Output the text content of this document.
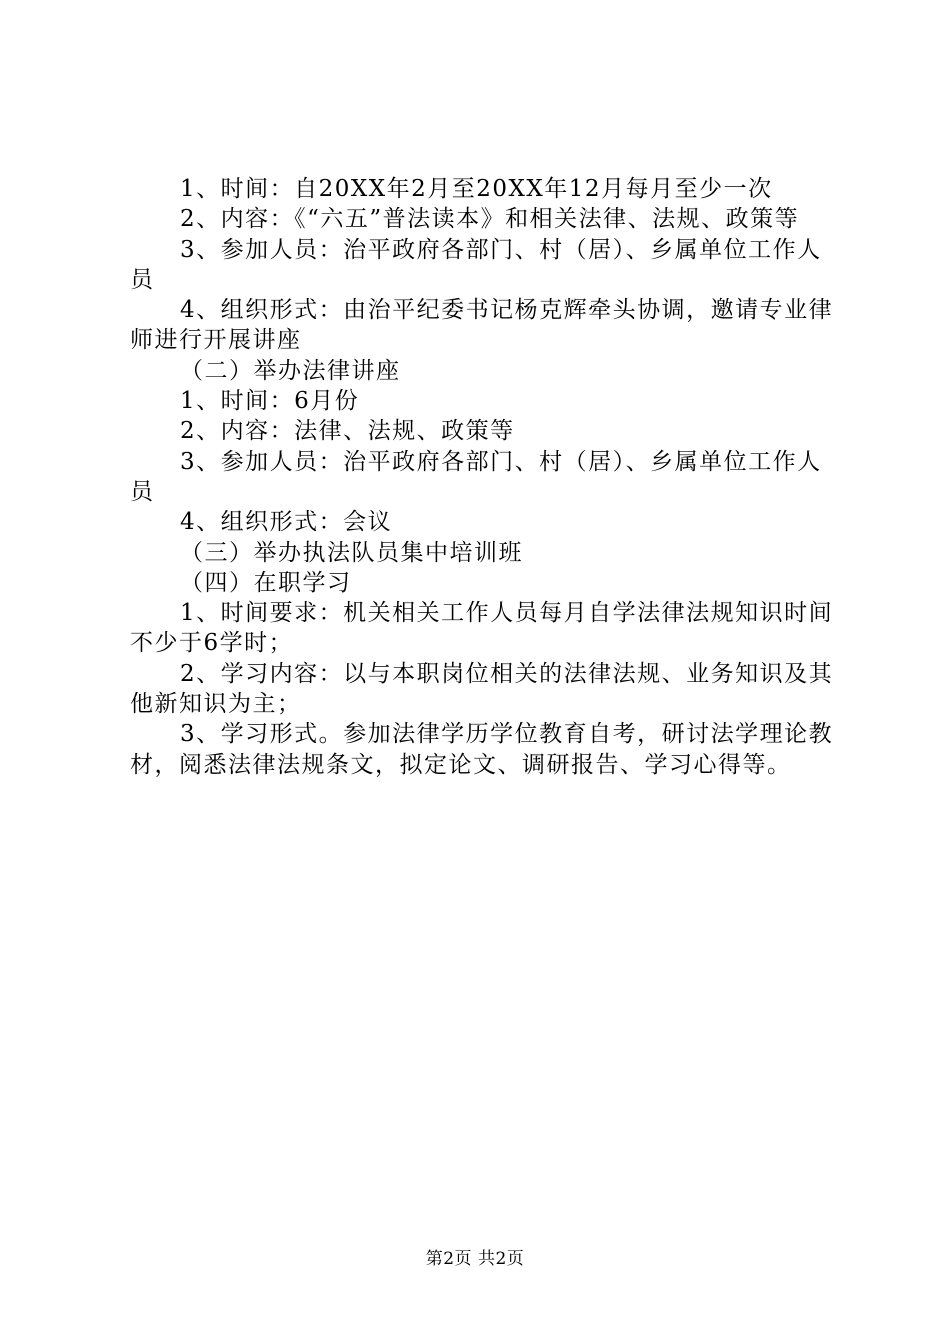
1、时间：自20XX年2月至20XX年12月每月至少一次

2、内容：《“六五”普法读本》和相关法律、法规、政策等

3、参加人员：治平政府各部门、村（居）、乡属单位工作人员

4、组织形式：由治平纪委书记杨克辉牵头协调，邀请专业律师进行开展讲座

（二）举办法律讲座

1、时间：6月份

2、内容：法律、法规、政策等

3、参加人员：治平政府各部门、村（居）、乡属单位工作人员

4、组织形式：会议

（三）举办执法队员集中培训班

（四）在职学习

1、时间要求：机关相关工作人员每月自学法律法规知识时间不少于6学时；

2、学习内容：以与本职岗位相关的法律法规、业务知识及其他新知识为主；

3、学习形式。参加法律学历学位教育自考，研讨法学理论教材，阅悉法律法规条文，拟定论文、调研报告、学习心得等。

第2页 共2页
==
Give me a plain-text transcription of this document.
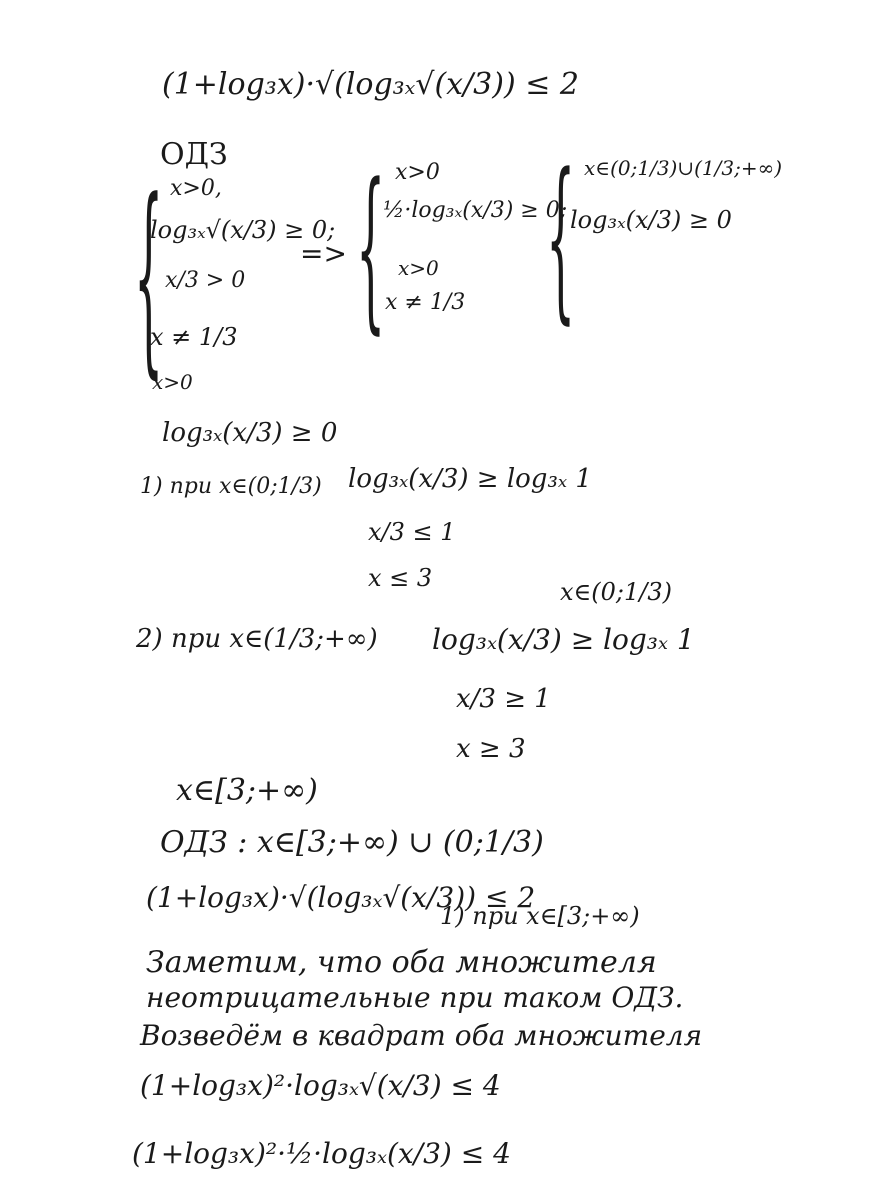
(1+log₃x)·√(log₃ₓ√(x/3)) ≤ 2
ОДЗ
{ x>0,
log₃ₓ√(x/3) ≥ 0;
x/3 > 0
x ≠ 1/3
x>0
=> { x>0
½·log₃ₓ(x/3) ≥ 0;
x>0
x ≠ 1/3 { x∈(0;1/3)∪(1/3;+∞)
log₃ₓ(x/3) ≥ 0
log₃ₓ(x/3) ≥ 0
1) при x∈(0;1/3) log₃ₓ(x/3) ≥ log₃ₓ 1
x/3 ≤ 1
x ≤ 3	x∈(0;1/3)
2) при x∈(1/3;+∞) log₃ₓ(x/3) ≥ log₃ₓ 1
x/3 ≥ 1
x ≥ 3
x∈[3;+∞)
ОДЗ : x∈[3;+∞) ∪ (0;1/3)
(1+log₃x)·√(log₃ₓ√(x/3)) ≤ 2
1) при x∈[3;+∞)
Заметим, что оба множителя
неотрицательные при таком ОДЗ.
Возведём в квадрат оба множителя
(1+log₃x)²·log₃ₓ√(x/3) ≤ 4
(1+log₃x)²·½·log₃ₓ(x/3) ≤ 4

* **Exercise task**
Count each line where the string "log₃ₓ" occurs, and write only the number.

* **Task response**
10